* BEGIN DATASET ROWS *
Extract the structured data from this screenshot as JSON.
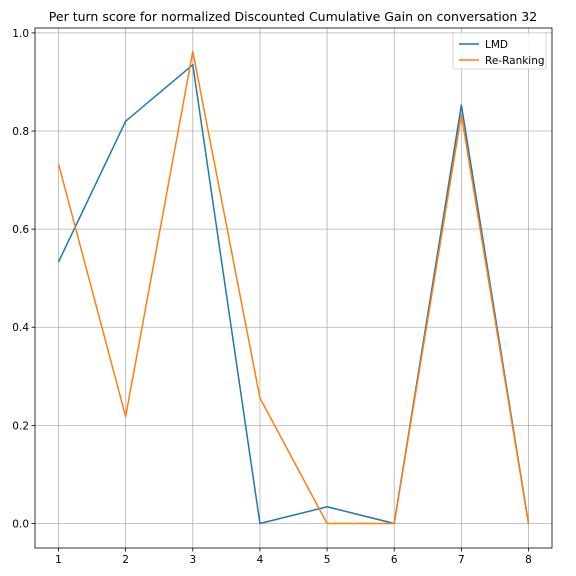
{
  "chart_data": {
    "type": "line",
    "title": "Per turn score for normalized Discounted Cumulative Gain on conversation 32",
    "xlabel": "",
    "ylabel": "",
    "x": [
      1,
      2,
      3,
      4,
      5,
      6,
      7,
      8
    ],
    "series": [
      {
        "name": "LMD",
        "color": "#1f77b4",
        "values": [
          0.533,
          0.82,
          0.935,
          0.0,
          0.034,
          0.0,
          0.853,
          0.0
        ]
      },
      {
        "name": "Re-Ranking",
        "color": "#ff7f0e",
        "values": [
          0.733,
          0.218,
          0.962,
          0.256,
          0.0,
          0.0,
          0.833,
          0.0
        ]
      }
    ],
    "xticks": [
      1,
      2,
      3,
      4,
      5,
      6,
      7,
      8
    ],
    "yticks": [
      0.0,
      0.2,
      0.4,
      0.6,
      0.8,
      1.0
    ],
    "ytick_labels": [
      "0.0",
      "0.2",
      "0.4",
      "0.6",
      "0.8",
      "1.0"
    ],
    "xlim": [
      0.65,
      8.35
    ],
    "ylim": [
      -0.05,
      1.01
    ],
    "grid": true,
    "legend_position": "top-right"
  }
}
* END DATASET ROWS *
* BEGIN DATASET ROWS *
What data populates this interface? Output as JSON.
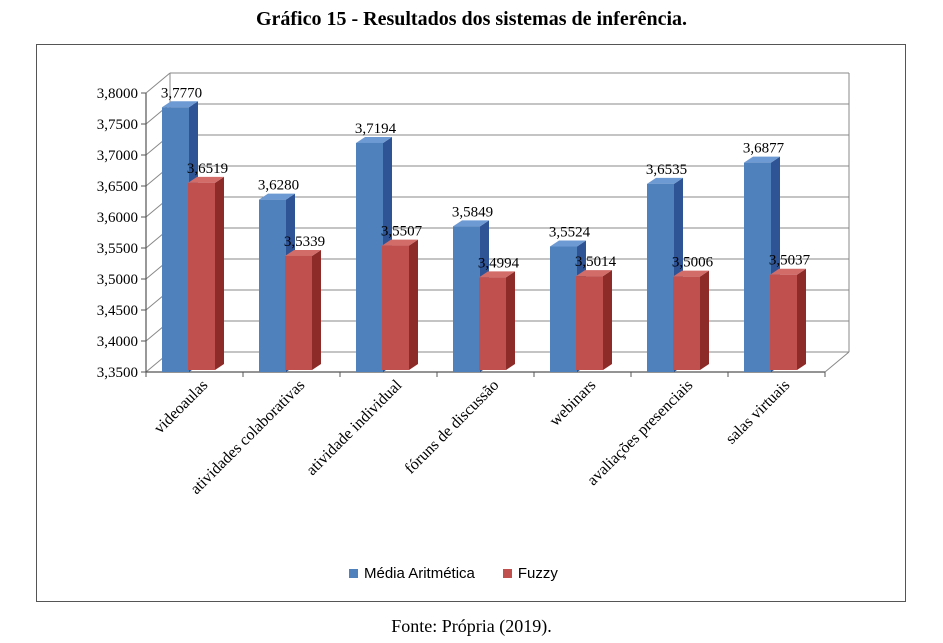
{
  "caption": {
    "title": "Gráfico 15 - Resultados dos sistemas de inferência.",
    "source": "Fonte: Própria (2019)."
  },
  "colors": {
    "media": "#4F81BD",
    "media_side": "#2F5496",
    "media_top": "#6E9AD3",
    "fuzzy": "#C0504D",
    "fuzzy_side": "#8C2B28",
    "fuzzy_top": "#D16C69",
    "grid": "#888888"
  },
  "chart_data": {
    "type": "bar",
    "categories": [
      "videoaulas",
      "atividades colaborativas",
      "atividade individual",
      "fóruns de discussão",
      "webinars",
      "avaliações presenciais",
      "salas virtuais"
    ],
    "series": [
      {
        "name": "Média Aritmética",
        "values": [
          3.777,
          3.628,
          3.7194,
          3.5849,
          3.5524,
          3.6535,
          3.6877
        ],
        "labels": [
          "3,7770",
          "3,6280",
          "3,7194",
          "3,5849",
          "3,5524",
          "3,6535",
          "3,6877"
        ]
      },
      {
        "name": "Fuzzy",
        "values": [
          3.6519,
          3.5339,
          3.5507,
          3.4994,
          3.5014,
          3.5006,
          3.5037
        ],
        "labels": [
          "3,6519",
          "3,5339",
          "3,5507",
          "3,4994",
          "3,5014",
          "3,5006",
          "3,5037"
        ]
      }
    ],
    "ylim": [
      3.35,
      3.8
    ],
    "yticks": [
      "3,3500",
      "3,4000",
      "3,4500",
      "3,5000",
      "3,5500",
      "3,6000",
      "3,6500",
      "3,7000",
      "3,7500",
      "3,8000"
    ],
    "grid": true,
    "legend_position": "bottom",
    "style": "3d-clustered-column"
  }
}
* END DATASET ROWS *
EXERCISE DESCRIPTION =>
Tally the lines of the listing that include "title". Reply with nothing but the count.

SOLUTION TO THIS TASK =>
2